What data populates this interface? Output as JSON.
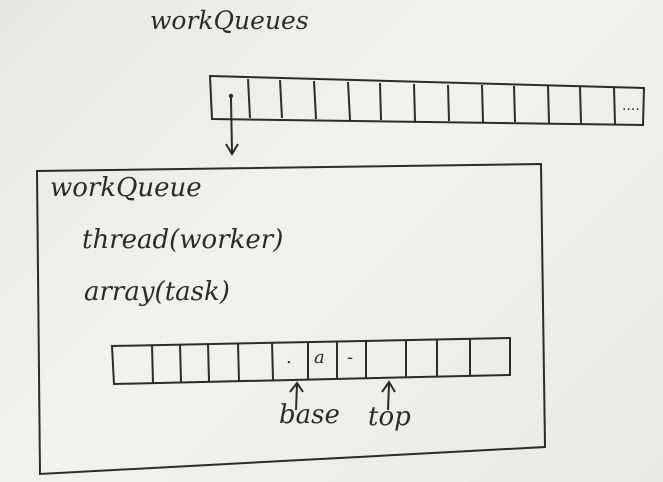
{
  "header": {
    "title": "workQueues"
  },
  "queues_array": {
    "ellipsis": "...."
  },
  "detail_box": {
    "title": "workQueue",
    "lines": [
      "thread(worker)",
      "array(task)"
    ]
  },
  "task_array": {
    "marks": [
      ".",
      "a",
      "-"
    ],
    "pointers": {
      "base": "base",
      "top": "top"
    }
  },
  "colors": {
    "ink": "#2b2b2b",
    "board": "#ececea",
    "accent_red": "#c0504d"
  }
}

* [The exercise]:
Return each line exactly as written. Any picture gets left out.

* [The solution]:
What data populates this interface? Output as JSON.
{
  "header": {
    "title": "workQueues"
  },
  "queues_array": {
    "ellipsis": "...."
  },
  "detail_box": {
    "title": "workQueue",
    "lines": [
      "thread(worker)",
      "array(task)"
    ]
  },
  "task_array": {
    "marks": [
      ".",
      "a",
      "-"
    ],
    "pointers": {
      "base": "base",
      "top": "top"
    }
  },
  "colors": {
    "ink": "#2b2b2b",
    "board": "#ececea",
    "accent_red": "#c0504d"
  }
}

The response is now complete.